» **STATED GOAL**
Under this task are some entries; return every one of them exactly.
--- BEGIN DATA FOR THE TASK ---
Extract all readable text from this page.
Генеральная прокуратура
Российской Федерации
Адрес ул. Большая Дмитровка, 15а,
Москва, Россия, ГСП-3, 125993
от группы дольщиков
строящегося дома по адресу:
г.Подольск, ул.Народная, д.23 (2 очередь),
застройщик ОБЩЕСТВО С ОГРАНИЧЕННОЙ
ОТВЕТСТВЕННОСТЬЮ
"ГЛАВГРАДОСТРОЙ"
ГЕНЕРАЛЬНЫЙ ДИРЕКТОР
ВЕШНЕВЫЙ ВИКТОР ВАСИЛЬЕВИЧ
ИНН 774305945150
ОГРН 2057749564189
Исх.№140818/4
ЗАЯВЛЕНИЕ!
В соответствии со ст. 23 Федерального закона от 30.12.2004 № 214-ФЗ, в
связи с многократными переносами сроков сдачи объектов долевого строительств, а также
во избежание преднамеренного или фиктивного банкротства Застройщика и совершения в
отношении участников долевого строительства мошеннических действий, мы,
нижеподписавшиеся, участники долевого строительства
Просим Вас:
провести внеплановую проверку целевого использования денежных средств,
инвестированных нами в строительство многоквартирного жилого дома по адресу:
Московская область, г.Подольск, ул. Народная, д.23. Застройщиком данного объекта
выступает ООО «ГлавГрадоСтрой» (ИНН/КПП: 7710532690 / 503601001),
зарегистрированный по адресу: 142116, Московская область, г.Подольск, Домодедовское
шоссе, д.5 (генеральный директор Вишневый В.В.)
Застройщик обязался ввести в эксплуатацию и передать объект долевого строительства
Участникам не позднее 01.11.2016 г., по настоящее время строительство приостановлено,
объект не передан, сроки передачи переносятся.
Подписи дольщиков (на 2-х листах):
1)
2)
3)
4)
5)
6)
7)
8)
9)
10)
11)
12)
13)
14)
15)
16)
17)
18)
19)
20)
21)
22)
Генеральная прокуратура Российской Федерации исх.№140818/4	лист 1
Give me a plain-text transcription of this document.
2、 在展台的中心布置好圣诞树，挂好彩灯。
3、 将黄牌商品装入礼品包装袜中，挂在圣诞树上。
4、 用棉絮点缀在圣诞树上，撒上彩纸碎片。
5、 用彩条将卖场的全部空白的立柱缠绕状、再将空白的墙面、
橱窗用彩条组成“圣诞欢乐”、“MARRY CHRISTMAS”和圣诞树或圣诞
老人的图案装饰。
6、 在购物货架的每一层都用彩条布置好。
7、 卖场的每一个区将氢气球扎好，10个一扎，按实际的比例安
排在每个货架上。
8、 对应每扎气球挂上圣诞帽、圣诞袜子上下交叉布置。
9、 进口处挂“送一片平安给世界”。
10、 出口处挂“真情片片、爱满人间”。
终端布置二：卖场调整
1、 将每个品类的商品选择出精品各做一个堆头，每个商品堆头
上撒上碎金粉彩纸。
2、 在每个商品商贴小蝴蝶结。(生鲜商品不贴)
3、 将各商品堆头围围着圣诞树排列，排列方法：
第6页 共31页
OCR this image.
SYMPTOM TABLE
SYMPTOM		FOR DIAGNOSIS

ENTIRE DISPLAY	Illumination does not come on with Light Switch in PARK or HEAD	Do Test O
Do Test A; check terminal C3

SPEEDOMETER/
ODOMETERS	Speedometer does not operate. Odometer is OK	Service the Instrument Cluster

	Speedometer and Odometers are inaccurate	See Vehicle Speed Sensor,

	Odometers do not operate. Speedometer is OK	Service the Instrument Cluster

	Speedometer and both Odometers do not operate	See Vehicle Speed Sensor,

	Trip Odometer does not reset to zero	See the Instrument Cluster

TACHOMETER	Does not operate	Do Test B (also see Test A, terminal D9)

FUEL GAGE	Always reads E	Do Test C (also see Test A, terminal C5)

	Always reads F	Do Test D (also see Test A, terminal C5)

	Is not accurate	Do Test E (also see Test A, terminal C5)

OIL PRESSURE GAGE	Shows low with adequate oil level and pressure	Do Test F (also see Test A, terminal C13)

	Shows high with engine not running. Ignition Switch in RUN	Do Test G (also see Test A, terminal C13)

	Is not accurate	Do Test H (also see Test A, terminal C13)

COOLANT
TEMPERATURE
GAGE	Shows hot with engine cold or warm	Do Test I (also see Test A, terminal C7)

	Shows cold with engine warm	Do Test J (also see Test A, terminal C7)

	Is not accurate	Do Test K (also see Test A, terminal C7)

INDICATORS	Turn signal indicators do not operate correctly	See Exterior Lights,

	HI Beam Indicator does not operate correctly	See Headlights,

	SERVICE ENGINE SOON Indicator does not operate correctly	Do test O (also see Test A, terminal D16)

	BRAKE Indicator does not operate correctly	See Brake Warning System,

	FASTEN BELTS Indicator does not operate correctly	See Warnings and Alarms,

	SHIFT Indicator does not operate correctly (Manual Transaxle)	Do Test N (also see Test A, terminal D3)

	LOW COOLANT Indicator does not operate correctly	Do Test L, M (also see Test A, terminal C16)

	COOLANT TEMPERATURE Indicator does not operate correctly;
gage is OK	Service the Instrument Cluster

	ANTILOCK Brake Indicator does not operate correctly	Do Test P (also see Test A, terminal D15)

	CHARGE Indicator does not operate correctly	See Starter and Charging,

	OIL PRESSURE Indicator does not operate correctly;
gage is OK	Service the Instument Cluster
--- END DATA FOR THE TASK ---
» **EXERCISE RESPONSE**
Extract all readable text from this page.
Генеральная прокуратура
Российской Федерации
Адрес ул. Большая Дмитровка, 15а,
Москва, Россия, ГСП-3, 125993
от группы дольщиков
строящегося дома по адресу:
г.Подольск, ул.Народная, д.23 (2 очередь),
застройщик ОБЩЕСТВО С ОГРАНИЧЕННОЙ
ОТВЕТСТВЕННОСТЬЮ
"ГЛАВГРАДОСТРОЙ"
ГЕНЕРАЛЬНЫЙ ДИРЕКТОР
ВЕШНЕВЫЙ ВИКТОР ВАСИЛЬЕВИЧ
ИНН 774305945150
ОГРН 2057749564189
Исх.№140818/4
ЗАЯВЛЕНИЕ!
В соответствии со ст. 23 Федерального закона от 30.12.2004 № 214-ФЗ, в
связи с многократными переносами сроков сдачи объектов долевого строительств, а также
во избежание преднамеренного или фиктивного банкротства Застройщика и совершения в
отношении участников долевого строительства мошеннических действий, мы,
нижеподписавшиеся, участники долевого строительства
Просим Вас:
провести внеплановую проверку целевого использования денежных средств,
инвестированных нами в строительство многоквартирного жилого дома по адресу:
Московская область, г.Подольск, ул. Народная, д.23. Застройщиком данного объекта
выступает ООО «ГлавГрадоСтрой» (ИНН/КПП: 7710532690 / 503601001),
зарегистрированный по адресу: 142116, Московская область, г.Подольск, Домодедовское
шоссе, д.5 (генеральный директор Вишневый В.В.)
Застройщик обязался ввести в эксплуатацию и передать объект долевого строительства
Участникам не позднее 01.11.2016 г., по настоящее время строительство приостановлено,
объект не передан, сроки передачи переносятся.
Подписи дольщиков (на 2-х листах):
1)
2)
3)
4)
5)
6)
7)
8)
9)
10)
11)
12)
13)
14)
15)
16)
17)
18)
19)
20)
21)
22)
Генеральная прокуратура Российской Федерации исх.№140818/4	лист 1
Give me a plain-text transcription of this document.
2、 在展台的中心布置好圣诞树，挂好彩灯。
3、 将黄牌商品装入礼品包装袜中，挂在圣诞树上。
4、 用棉絮点缀在圣诞树上，撒上彩纸碎片。
5、 用彩条将卖场的全部空白的立柱缠绕状、再将空白的墙面、
橱窗用彩条组成“圣诞欢乐”、“MARRY CHRISTMAS”和圣诞树或圣诞
老人的图案装饰。
6、 在购物货架的每一层都用彩条布置好。
7、 卖场的每一个区将氢气球扎好，10个一扎，按实际的比例安
排在每个货架上。
8、 对应每扎气球挂上圣诞帽、圣诞袜子上下交叉布置。
9、 进口处挂“送一片平安给世界”。
10、 出口处挂“真情片片、爱满人间”。
终端布置二：卖场调整
1、 将每个品类的商品选择出精品各做一个堆头，每个商品堆头
上撒上碎金粉彩纸。
2、 在每个商品商贴小蝴蝶结。(生鲜商品不贴)
3、 将各商品堆头围围着圣诞树排列，排列方法：
第6页 共31页
OCR this image.
SYMPTOM TABLE
SYMPTOM		FOR DIAGNOSIS

ENTIRE DISPLAY	Illumination does not come on with Light Switch in PARK or HEAD	Do Test O
Do Test A; check terminal C3

SPEEDOMETER/
ODOMETERS	Speedometer does not operate. Odometer is OK	Service the Instrument Cluster

	Speedometer and Odometers are inaccurate	See Vehicle Speed Sensor,

	Odometers do not operate. Speedometer is OK	Service the Instrument Cluster

	Speedometer and both Odometers do not operate	See Vehicle Speed Sensor,

	Trip Odometer does not reset to zero	See the Instrument Cluster

TACHOMETER	Does not operate	Do Test B (also see Test A, terminal D9)

FUEL GAGE	Always reads E	Do Test C (also see Test A, terminal C5)

	Always reads F	Do Test D (also see Test A, terminal C5)

	Is not accurate	Do Test E (also see Test A, terminal C5)

OIL PRESSURE GAGE	Shows low with adequate oil level and pressure	Do Test F (also see Test A, terminal C13)

	Shows high with engine not running. Ignition Switch in RUN	Do Test G (also see Test A, terminal C13)

	Is not accurate	Do Test H (also see Test A, terminal C13)

COOLANT
TEMPERATURE
GAGE	Shows hot with engine cold or warm	Do Test I (also see Test A, terminal C7)

	Shows cold with engine warm	Do Test J (also see Test A, terminal C7)

	Is not accurate	Do Test K (also see Test A, terminal C7)

INDICATORS	Turn signal indicators do not operate correctly	See Exterior Lights,

	HI Beam Indicator does not operate correctly	See Headlights,

	SERVICE ENGINE SOON Indicator does not operate correctly	Do test O (also see Test A, terminal D16)

	BRAKE Indicator does not operate correctly	See Brake Warning System,

	FASTEN BELTS Indicator does not operate correctly	See Warnings and Alarms,

	SHIFT Indicator does not operate correctly (Manual Transaxle)	Do Test N (also see Test A, terminal D3)

	LOW COOLANT Indicator does not operate correctly	Do Test L, M (also see Test A, terminal C16)

	COOLANT TEMPERATURE Indicator does not operate correctly;
gage is OK	Service the Instrument Cluster

	ANTILOCK Brake Indicator does not operate correctly	Do Test P (also see Test A, terminal D15)

	CHARGE Indicator does not operate correctly	See Starter and Charging,

	OIL PRESSURE Indicator does not operate correctly;
gage is OK	Service the Instument Cluster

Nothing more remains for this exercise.